● **INSTRUCTIONS TO FOLLOW**: Reproduce the records below word for word, starting with their first line and ending with the line that holds "scatter-cell: [309, 441, 312, 444]", both of these lines included.

━━━ GIVEN RECORDS ━━━

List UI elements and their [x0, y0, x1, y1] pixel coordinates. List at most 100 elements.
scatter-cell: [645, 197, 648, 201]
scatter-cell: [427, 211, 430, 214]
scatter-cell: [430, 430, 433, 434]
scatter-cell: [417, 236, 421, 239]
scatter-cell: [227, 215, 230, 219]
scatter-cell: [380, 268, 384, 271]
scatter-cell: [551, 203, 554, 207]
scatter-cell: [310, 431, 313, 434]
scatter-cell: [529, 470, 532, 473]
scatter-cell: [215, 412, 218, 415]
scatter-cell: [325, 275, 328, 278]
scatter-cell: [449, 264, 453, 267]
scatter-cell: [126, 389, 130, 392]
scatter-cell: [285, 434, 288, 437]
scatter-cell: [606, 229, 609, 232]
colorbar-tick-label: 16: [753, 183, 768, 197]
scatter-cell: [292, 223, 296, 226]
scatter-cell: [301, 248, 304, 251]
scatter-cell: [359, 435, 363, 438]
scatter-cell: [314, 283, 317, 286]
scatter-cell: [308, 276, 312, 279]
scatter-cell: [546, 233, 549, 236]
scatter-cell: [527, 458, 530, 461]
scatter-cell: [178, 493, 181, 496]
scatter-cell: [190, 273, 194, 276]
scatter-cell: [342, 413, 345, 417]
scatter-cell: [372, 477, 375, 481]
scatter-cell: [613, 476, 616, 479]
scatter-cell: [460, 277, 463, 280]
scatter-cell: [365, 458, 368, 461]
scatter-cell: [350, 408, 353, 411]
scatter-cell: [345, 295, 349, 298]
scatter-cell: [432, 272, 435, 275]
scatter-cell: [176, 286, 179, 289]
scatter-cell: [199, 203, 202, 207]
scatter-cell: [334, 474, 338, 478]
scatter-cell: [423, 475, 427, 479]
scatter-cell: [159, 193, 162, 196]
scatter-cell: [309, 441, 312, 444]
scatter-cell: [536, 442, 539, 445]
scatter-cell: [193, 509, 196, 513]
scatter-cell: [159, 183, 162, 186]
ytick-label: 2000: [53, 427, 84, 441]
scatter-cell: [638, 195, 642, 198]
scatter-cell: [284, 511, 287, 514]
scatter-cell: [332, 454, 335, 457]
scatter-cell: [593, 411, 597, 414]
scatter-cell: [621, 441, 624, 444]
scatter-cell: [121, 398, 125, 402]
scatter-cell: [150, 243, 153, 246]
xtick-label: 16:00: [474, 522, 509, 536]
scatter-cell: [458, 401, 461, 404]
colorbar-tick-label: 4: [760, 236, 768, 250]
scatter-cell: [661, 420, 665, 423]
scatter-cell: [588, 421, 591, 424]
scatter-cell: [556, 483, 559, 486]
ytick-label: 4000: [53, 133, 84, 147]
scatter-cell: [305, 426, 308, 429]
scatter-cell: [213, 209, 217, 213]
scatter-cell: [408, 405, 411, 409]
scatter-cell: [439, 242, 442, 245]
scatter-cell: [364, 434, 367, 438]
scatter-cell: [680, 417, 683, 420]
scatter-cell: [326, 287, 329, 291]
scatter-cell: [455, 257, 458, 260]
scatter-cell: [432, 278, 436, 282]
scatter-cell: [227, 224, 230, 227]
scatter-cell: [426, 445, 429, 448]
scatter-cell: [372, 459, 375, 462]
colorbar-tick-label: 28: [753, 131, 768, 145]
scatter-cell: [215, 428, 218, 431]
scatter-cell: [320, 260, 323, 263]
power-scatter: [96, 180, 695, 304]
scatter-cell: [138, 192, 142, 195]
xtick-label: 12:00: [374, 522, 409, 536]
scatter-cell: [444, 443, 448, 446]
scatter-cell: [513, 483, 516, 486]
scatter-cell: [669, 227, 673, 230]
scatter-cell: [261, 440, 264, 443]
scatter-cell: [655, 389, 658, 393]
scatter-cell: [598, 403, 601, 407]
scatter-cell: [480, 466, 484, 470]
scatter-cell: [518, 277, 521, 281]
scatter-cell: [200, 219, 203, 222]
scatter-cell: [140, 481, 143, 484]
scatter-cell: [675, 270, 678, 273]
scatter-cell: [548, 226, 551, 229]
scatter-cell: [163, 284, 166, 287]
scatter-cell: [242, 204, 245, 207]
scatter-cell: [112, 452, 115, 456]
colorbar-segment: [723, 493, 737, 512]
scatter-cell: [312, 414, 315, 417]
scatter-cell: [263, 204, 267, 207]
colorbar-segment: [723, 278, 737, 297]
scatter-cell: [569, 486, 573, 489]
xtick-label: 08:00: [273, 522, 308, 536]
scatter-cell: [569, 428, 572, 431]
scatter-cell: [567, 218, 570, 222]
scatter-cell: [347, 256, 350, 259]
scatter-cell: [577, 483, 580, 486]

━━━

● **ANSWER TO THIS TASK**:
List UI elements and their [x0, y0, x1, y1] pixel coordinates. List at most 100 elements.
scatter-cell: [645, 197, 648, 201]
scatter-cell: [427, 211, 430, 214]
scatter-cell: [430, 430, 433, 434]
scatter-cell: [417, 236, 421, 239]
scatter-cell: [227, 215, 230, 219]
scatter-cell: [380, 268, 384, 271]
scatter-cell: [551, 203, 554, 207]
scatter-cell: [310, 431, 313, 434]
scatter-cell: [529, 470, 532, 473]
scatter-cell: [215, 412, 218, 415]
scatter-cell: [325, 275, 328, 278]
scatter-cell: [449, 264, 453, 267]
scatter-cell: [126, 389, 130, 392]
scatter-cell: [285, 434, 288, 437]
scatter-cell: [606, 229, 609, 232]
colorbar-tick-label: 16: [753, 183, 768, 197]
scatter-cell: [292, 223, 296, 226]
scatter-cell: [301, 248, 304, 251]
scatter-cell: [359, 435, 363, 438]
scatter-cell: [314, 283, 317, 286]
scatter-cell: [308, 276, 312, 279]
scatter-cell: [546, 233, 549, 236]
scatter-cell: [527, 458, 530, 461]
scatter-cell: [178, 493, 181, 496]
scatter-cell: [190, 273, 194, 276]
scatter-cell: [342, 413, 345, 417]
scatter-cell: [372, 477, 375, 481]
scatter-cell: [613, 476, 616, 479]
scatter-cell: [460, 277, 463, 280]
scatter-cell: [365, 458, 368, 461]
scatter-cell: [350, 408, 353, 411]
scatter-cell: [345, 295, 349, 298]
scatter-cell: [432, 272, 435, 275]
scatter-cell: [176, 286, 179, 289]
scatter-cell: [199, 203, 202, 207]
scatter-cell: [334, 474, 338, 478]
scatter-cell: [423, 475, 427, 479]
scatter-cell: [159, 193, 162, 196]
scatter-cell: [309, 441, 312, 444]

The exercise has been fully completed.